[Task requirements] Count every line that holds the string "Singer", and report the number alone.

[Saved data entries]
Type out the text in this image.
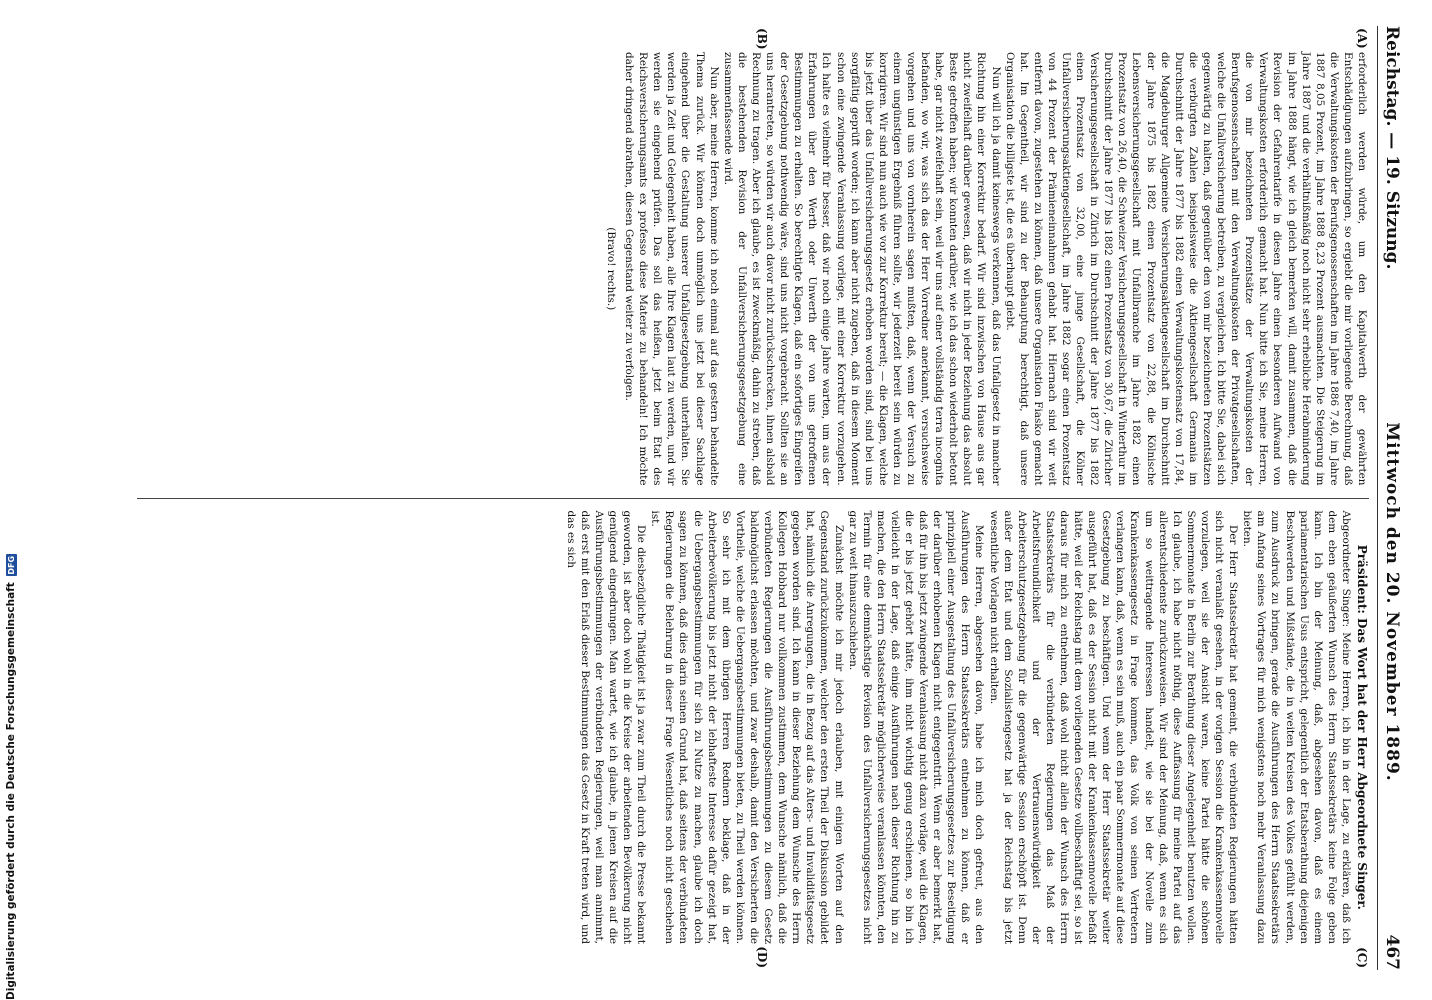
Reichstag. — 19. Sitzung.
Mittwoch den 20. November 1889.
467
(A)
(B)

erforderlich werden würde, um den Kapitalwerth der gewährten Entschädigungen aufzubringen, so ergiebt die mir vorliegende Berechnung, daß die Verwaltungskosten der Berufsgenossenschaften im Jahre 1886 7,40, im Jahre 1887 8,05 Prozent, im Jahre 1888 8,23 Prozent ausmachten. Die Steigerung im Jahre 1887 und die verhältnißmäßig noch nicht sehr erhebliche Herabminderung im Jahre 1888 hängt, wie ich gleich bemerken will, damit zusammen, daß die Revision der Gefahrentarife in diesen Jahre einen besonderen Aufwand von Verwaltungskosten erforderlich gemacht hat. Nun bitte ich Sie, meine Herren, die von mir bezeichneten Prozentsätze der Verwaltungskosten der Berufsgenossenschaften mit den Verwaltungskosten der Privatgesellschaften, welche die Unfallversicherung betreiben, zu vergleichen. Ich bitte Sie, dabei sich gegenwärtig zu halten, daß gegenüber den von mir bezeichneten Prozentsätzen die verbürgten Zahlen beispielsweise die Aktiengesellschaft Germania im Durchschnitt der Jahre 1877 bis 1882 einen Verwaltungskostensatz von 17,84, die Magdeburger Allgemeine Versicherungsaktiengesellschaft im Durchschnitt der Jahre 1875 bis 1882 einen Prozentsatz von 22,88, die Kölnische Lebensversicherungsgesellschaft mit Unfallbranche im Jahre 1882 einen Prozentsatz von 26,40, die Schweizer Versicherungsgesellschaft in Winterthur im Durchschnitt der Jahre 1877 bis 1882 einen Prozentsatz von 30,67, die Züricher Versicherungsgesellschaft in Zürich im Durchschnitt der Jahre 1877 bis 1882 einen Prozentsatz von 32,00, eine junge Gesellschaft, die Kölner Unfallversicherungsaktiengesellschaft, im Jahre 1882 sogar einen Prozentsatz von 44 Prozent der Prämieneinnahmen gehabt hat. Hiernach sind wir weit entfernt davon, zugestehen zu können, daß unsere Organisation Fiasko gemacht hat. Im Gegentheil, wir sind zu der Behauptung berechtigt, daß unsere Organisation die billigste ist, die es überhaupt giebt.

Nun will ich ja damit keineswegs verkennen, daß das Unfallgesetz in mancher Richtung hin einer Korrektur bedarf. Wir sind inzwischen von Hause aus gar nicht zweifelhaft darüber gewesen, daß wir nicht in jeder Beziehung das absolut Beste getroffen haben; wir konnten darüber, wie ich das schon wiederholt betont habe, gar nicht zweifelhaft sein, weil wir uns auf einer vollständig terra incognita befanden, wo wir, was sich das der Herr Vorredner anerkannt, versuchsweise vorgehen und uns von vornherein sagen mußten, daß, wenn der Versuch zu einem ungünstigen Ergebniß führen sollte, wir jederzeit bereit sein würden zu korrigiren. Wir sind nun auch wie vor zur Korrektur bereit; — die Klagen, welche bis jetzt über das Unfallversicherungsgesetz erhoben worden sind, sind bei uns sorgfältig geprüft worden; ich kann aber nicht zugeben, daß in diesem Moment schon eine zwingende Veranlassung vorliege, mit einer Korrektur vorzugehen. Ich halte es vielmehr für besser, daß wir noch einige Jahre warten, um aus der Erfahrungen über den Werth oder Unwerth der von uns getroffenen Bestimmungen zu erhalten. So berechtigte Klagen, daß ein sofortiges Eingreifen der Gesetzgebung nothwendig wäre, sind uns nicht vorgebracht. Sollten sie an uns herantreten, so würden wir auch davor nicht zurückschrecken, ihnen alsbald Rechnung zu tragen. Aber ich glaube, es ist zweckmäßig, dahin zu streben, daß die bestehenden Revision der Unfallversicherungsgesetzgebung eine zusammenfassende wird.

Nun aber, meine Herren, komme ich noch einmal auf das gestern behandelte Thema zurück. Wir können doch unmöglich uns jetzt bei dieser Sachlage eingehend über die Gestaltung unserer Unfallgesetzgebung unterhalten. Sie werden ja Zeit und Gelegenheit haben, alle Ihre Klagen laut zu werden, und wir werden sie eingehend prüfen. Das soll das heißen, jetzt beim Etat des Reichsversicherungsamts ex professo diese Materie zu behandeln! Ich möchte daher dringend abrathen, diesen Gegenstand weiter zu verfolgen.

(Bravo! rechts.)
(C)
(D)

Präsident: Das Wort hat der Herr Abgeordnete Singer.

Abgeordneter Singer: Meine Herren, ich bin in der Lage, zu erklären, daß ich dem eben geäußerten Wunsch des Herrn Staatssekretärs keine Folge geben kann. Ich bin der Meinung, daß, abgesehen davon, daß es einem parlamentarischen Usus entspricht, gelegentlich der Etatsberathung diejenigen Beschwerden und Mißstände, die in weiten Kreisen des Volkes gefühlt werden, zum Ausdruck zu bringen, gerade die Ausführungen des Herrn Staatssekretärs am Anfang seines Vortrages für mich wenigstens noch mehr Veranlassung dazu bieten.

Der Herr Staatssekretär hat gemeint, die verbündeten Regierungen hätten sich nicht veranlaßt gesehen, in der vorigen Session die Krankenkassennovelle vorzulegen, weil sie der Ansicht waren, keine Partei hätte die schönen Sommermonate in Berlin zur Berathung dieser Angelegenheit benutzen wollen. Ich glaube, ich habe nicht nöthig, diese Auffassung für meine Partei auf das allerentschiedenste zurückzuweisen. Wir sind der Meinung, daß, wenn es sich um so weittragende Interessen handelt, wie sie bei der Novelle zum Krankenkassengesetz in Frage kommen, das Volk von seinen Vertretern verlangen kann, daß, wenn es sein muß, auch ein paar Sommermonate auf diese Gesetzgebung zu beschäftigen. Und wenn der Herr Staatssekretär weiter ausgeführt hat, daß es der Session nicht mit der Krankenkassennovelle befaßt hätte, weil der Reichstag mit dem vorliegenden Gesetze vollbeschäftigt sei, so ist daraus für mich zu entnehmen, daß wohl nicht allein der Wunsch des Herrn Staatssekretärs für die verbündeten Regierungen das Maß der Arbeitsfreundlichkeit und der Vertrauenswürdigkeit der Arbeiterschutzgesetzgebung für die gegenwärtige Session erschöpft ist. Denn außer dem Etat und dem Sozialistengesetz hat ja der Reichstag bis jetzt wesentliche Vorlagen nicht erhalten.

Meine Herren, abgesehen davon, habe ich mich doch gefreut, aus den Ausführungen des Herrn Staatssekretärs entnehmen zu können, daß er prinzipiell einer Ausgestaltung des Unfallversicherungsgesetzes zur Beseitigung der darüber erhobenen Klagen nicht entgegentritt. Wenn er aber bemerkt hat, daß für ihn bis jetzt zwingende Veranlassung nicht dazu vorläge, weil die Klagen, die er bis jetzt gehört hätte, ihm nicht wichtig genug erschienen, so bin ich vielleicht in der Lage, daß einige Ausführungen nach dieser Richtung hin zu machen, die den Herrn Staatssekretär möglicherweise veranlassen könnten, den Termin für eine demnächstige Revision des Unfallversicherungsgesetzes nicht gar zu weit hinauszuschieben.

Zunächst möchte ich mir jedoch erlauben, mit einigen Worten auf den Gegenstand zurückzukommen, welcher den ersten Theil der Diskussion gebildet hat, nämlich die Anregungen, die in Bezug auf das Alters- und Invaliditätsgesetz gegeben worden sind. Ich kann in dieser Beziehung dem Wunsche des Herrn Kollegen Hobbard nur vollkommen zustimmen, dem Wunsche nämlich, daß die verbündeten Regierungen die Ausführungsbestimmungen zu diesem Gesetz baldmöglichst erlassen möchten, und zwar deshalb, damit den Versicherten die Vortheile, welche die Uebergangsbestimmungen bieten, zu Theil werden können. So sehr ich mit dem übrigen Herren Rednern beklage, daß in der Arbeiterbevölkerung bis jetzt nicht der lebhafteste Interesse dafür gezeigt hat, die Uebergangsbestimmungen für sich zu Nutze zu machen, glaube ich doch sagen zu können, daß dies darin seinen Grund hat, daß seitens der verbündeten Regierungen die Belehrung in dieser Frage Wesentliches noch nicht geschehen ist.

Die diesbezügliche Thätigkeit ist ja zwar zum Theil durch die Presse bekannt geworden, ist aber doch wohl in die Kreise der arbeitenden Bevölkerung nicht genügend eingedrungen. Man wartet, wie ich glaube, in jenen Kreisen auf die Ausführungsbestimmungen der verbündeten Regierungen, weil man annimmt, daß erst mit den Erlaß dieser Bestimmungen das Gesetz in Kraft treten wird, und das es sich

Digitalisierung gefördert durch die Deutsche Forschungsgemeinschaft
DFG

[Full solution] 2